-- Start of Data for this task --

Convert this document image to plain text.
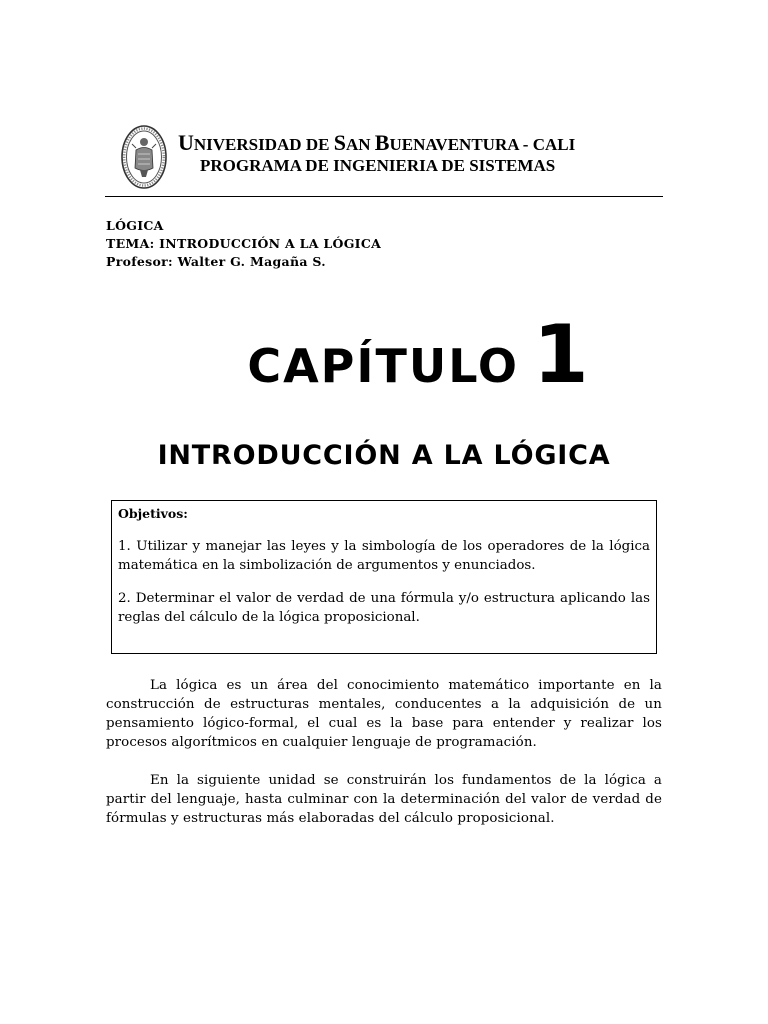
UNIVERSIDAD DE SAN BUENAVENTURA - CALI
PROGRAMA DE INGENIERIA DE SISTEMAS
LÓGICA
TEMA: INTRODUCCIÓN A LA LÓGICA
Profesor: Walter G. Magaña S.
CAPÍTULO 1
INTRODUCCIÓN A LA LÓGICA
Objetivos:

1. Utilizar y manejar las leyes y la simbología de los operadores de la lógica matemática en la simbolización de argumentos y enunciados.

2. Determinar el valor de verdad de una fórmula y/o estructura aplicando las reglas del cálculo de la lógica proposicional.

La lógica es un área del conocimiento matemático importante en la construcción de estructuras mentales, conducentes a la adquisición de un pensamiento lógico-formal, el cual es la base para entender y realizar los procesos algorítmicos en cualquier lenguaje de programación.

En la siguiente unidad se construirán los fundamentos de la lógica a partir del lenguaje, hasta culminar con la determinación del valor de verdad de fórmulas y estructuras más elaboradas del cálculo proposicional.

-- End of Data for this task --

=== Goal of the exercise ===
Copy every line of the data word for word, omitting the images.

=== Final result ===
Convert this document image to plain text.
UNIVERSIDAD DE SAN BUENAVENTURA - CALI
PROGRAMA DE INGENIERIA DE SISTEMAS
LÓGICA
TEMA: INTRODUCCIÓN A LA LÓGICA
Profesor: Walter G. Magaña S.
CAPÍTULO 1
INTRODUCCIÓN A LA LÓGICA
Objetivos:

1. Utilizar y manejar las leyes y la simbología de los operadores de la lógica matemática en la simbolización de argumentos y enunciados.

2. Determinar el valor de verdad de una fórmula y/o estructura aplicando las reglas del cálculo de la lógica proposicional.

La lógica es un área del conocimiento matemático importante en la construcción de estructuras mentales, conducentes a la adquisición de un pensamiento lógico-formal, el cual es la base para entender y realizar los procesos algorítmicos en cualquier lenguaje de programación.

En la siguiente unidad se construirán los fundamentos de la lógica a partir del lenguaje, hasta culminar con la determinación del valor de verdad de fórmulas y estructuras más elaboradas del cálculo proposicional.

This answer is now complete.